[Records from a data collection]
====
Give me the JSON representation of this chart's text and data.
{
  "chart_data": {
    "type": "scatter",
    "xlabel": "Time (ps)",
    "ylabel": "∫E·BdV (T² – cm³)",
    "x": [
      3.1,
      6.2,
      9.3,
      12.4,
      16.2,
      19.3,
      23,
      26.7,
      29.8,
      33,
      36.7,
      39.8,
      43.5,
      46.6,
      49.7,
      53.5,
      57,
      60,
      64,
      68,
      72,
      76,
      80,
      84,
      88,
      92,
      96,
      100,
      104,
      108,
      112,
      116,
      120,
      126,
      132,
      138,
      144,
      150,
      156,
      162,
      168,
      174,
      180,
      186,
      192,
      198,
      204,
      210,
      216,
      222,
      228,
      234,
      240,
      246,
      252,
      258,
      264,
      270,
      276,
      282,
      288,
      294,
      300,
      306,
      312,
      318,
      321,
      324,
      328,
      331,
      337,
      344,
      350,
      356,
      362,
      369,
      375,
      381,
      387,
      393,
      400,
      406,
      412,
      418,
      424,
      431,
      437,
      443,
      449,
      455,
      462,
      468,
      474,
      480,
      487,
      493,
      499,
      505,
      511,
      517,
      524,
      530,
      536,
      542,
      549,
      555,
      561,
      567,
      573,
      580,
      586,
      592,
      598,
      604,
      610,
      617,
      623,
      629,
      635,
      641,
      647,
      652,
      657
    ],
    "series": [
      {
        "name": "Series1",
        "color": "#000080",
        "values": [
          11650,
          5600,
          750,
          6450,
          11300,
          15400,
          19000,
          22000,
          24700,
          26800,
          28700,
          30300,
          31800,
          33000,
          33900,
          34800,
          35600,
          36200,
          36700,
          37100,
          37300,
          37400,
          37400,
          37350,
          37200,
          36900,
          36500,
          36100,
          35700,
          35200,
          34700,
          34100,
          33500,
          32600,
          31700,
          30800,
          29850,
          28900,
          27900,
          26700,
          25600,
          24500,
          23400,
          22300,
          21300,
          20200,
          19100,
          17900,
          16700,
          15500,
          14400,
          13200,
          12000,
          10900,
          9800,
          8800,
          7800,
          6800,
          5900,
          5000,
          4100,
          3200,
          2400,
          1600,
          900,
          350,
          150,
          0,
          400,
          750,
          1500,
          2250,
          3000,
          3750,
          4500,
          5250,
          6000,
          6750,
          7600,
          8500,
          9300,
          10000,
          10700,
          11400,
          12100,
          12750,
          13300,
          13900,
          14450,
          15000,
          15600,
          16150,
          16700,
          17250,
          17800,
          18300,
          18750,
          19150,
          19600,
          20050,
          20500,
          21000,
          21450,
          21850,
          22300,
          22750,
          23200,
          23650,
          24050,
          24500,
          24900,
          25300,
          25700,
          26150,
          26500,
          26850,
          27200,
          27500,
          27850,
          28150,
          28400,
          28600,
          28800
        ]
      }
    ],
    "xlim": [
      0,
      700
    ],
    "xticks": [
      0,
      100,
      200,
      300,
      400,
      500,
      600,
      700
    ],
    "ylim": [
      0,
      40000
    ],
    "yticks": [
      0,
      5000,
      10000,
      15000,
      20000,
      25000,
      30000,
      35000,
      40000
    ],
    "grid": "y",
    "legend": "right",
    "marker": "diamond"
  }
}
====
STATED PROBLEM: Reproduce every line of the material above exactly.

RIGHT ANSWER:
Give me the JSON representation of this chart's text and data.
{
  "chart_data": {
    "type": "scatter",
    "xlabel": "Time (ps)",
    "ylabel": "∫E·BdV (T² – cm³)",
    "x": [
      3.1,
      6.2,
      9.3,
      12.4,
      16.2,
      19.3,
      23,
      26.7,
      29.8,
      33,
      36.7,
      39.8,
      43.5,
      46.6,
      49.7,
      53.5,
      57,
      60,
      64,
      68,
      72,
      76,
      80,
      84,
      88,
      92,
      96,
      100,
      104,
      108,
      112,
      116,
      120,
      126,
      132,
      138,
      144,
      150,
      156,
      162,
      168,
      174,
      180,
      186,
      192,
      198,
      204,
      210,
      216,
      222,
      228,
      234,
      240,
      246,
      252,
      258,
      264,
      270,
      276,
      282,
      288,
      294,
      300,
      306,
      312,
      318,
      321,
      324,
      328,
      331,
      337,
      344,
      350,
      356,
      362,
      369,
      375,
      381,
      387,
      393,
      400,
      406,
      412,
      418,
      424,
      431,
      437,
      443,
      449,
      455,
      462,
      468,
      474,
      480,
      487,
      493,
      499,
      505,
      511,
      517,
      524,
      530,
      536,
      542,
      549,
      555,
      561,
      567,
      573,
      580,
      586,
      592,
      598,
      604,
      610,
      617,
      623,
      629,
      635,
      641,
      647,
      652,
      657
    ],
    "series": [
      {
        "name": "Series1",
        "color": "#000080",
        "values": [
          11650,
          5600,
          750,
          6450,
          11300,
          15400,
          19000,
          22000,
          24700,
          26800,
          28700,
          30300,
          31800,
          33000,
          33900,
          34800,
          35600,
          36200,
          36700,
          37100,
          37300,
          37400,
          37400,
          37350,
          37200,
          36900,
          36500,
          36100,
          35700,
          35200,
          34700,
          34100,
          33500,
          32600,
          31700,
          30800,
          29850,
          28900,
          27900,
          26700,
          25600,
          24500,
          23400,
          22300,
          21300,
          20200,
          19100,
          17900,
          16700,
          15500,
          14400,
          13200,
          12000,
          10900,
          9800,
          8800,
          7800,
          6800,
          5900,
          5000,
          4100,
          3200,
          2400,
          1600,
          900,
          350,
          150,
          0,
          400,
          750,
          1500,
          2250,
          3000,
          3750,
          4500,
          5250,
          6000,
          6750,
          7600,
          8500,
          9300,
          10000,
          10700,
          11400,
          12100,
          12750,
          13300,
          13900,
          14450,
          15000,
          15600,
          16150,
          16700,
          17250,
          17800,
          18300,
          18750,
          19150,
          19600,
          20050,
          20500,
          21000,
          21450,
          21850,
          22300,
          22750,
          23200,
          23650,
          24050,
          24500,
          24900,
          25300,
          25700,
          26150,
          26500,
          26850,
          27200,
          27500,
          27850,
          28150,
          28400,
          28600,
          28800
        ]
      }
    ],
    "xlim": [
      0,
      700
    ],
    "xticks": [
      0,
      100,
      200,
      300,
      400,
      500,
      600,
      700
    ],
    "ylim": [
      0,
      40000
    ],
    "yticks": [
      0,
      5000,
      10000,
      15000,
      20000,
      25000,
      30000,
      35000,
      40000
    ],
    "grid": "y",
    "legend": "right",
    "marker": "diamond"
  }
}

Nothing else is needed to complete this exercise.